--- TASK REQUIREMENTS ---
Gather all lines in the entries that include the word "Evoluzione".

--- PROVIDED DATA ---
>> Begin

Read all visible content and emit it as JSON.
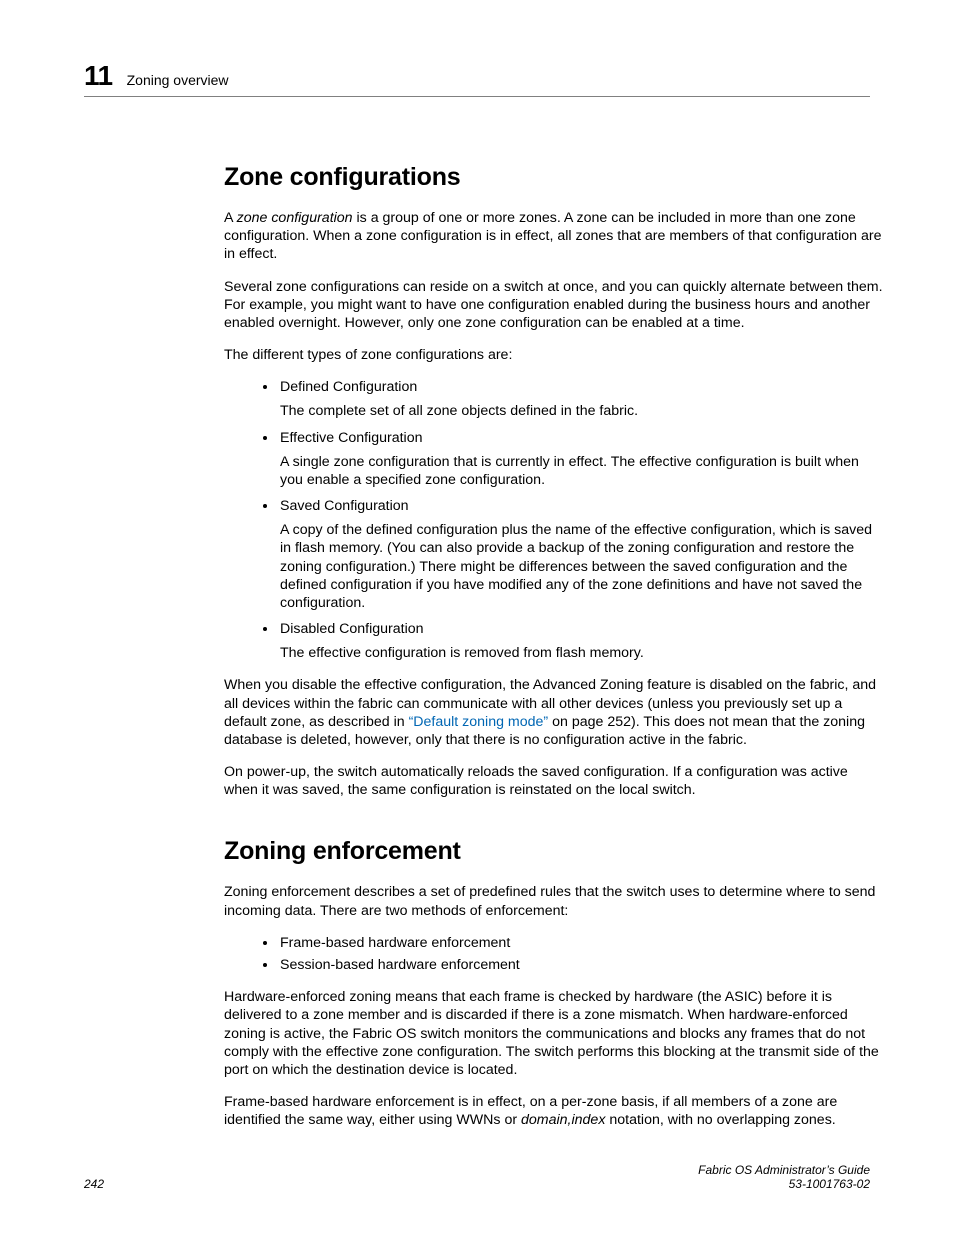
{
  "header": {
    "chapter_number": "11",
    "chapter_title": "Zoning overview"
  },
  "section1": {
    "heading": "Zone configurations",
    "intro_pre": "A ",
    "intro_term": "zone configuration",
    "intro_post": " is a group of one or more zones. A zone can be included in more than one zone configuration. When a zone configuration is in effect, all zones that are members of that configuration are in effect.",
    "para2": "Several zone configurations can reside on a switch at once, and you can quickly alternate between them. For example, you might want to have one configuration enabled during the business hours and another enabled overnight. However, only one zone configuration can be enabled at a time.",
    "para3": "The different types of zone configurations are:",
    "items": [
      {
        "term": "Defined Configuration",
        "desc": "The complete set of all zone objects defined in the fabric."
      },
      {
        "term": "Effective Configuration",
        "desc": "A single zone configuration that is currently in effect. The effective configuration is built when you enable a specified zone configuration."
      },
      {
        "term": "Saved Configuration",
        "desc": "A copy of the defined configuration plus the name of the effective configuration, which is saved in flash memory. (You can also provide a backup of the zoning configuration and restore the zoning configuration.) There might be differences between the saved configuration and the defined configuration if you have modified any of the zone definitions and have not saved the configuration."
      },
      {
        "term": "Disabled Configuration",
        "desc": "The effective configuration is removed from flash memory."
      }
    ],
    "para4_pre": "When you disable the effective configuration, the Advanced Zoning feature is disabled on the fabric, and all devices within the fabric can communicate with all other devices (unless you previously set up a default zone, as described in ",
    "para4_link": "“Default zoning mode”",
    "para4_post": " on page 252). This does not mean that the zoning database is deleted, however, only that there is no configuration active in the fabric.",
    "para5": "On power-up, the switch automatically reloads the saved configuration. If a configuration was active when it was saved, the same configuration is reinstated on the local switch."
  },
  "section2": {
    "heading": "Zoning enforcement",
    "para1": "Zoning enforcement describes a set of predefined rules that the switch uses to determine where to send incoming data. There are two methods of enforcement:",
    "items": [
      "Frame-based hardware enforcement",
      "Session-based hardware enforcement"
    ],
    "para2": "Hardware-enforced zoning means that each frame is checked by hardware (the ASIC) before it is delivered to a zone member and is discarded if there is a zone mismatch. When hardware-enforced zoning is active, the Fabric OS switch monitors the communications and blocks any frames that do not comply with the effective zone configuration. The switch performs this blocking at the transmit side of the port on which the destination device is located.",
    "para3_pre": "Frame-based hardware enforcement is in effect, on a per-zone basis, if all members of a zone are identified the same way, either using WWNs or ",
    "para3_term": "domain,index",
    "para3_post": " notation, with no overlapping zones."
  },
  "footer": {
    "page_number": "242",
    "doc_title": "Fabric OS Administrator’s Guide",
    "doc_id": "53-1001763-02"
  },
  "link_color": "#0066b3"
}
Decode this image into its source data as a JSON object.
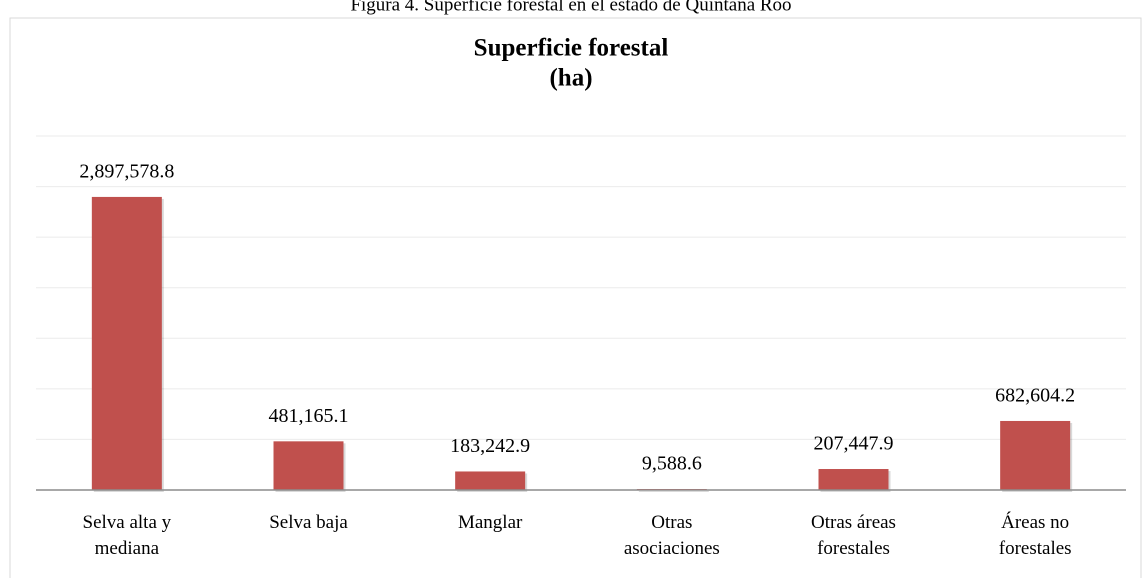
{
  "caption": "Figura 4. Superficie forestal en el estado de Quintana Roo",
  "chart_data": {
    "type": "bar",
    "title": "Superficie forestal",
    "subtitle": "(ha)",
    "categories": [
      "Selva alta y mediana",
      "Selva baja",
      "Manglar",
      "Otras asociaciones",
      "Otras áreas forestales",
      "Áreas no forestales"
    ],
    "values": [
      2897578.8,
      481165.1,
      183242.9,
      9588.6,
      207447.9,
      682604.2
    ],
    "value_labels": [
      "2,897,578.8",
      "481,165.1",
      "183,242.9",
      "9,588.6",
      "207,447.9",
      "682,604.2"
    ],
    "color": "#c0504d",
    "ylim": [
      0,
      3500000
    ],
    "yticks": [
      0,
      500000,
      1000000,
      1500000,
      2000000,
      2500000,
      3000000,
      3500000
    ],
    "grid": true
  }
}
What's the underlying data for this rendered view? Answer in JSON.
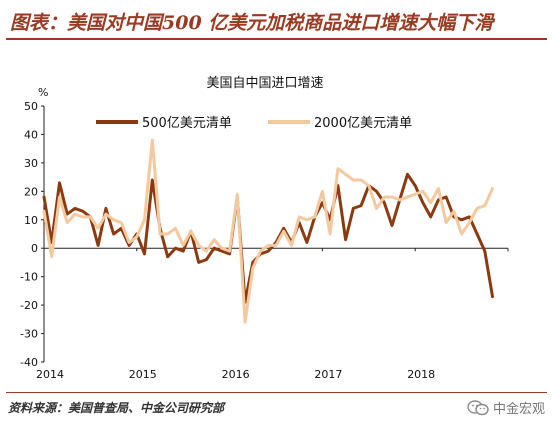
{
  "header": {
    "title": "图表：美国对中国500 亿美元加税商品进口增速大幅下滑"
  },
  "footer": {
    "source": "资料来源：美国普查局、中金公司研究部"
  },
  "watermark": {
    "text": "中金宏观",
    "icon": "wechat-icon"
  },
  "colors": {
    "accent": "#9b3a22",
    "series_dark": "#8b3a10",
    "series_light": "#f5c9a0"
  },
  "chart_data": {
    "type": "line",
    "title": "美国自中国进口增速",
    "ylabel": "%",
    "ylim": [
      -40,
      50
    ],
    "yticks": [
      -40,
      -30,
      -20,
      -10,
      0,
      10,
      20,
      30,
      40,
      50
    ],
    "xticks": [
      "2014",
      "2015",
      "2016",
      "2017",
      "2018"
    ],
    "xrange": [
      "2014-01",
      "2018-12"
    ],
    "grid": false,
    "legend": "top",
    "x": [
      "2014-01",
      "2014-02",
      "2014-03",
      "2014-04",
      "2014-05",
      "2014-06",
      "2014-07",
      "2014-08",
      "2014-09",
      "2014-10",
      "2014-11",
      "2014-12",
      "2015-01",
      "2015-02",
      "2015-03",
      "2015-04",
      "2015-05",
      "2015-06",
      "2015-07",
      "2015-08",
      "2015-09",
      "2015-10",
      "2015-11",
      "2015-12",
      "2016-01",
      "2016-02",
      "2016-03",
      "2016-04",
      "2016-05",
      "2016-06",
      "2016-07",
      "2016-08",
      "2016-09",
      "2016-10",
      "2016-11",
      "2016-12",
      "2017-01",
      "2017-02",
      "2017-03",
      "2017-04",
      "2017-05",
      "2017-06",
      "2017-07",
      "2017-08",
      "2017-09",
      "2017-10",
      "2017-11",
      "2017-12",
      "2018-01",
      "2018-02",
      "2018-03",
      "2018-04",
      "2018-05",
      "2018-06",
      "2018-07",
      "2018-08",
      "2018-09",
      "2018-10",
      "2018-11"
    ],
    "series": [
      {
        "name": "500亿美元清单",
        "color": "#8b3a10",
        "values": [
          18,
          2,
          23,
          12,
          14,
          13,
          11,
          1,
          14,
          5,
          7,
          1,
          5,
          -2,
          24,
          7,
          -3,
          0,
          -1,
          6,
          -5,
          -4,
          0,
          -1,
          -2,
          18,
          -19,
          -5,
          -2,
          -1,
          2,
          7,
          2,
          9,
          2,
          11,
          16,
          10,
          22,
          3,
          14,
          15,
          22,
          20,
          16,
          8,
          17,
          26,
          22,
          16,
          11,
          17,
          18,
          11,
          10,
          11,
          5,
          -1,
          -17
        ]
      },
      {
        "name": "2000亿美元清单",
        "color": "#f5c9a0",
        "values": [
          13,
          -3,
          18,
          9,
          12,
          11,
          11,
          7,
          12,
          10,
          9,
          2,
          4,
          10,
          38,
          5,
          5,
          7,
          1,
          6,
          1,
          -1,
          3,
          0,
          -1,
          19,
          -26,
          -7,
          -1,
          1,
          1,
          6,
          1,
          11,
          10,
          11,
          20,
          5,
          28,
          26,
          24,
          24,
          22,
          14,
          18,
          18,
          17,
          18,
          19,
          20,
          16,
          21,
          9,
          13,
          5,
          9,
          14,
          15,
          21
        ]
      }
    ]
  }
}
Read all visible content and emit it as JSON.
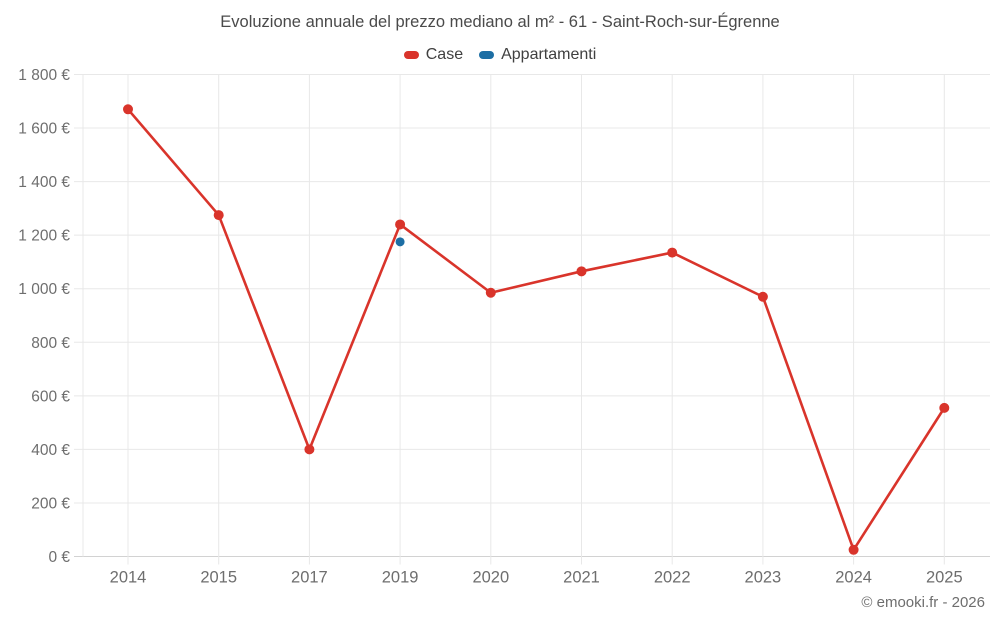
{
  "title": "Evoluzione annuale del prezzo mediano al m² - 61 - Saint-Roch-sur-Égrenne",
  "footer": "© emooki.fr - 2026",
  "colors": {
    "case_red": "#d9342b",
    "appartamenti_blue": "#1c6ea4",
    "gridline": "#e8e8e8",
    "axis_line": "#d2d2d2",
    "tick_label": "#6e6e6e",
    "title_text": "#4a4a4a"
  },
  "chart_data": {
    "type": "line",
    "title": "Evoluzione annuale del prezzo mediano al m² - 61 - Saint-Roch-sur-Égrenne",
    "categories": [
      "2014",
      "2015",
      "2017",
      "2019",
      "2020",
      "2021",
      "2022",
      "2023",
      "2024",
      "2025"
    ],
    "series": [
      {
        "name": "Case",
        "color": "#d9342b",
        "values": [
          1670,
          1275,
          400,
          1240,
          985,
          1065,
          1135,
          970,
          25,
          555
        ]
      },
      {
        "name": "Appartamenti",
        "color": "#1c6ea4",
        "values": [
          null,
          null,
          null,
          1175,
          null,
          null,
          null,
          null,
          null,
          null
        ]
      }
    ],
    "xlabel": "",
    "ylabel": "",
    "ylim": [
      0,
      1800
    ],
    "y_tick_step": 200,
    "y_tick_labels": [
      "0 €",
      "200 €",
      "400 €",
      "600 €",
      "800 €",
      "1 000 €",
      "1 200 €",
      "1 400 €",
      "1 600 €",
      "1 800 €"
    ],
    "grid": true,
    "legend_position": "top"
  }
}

>> End

--- WRITTEN SOLUTION ---
  "title": "Evoluzione annuale del prezzo mediano al m² - 61 - Saint-Roch-sur-Égrenne",
    "title": "Evoluzione annuale del prezzo mediano al m² - 61 - Saint-Roch-sur-Égrenne",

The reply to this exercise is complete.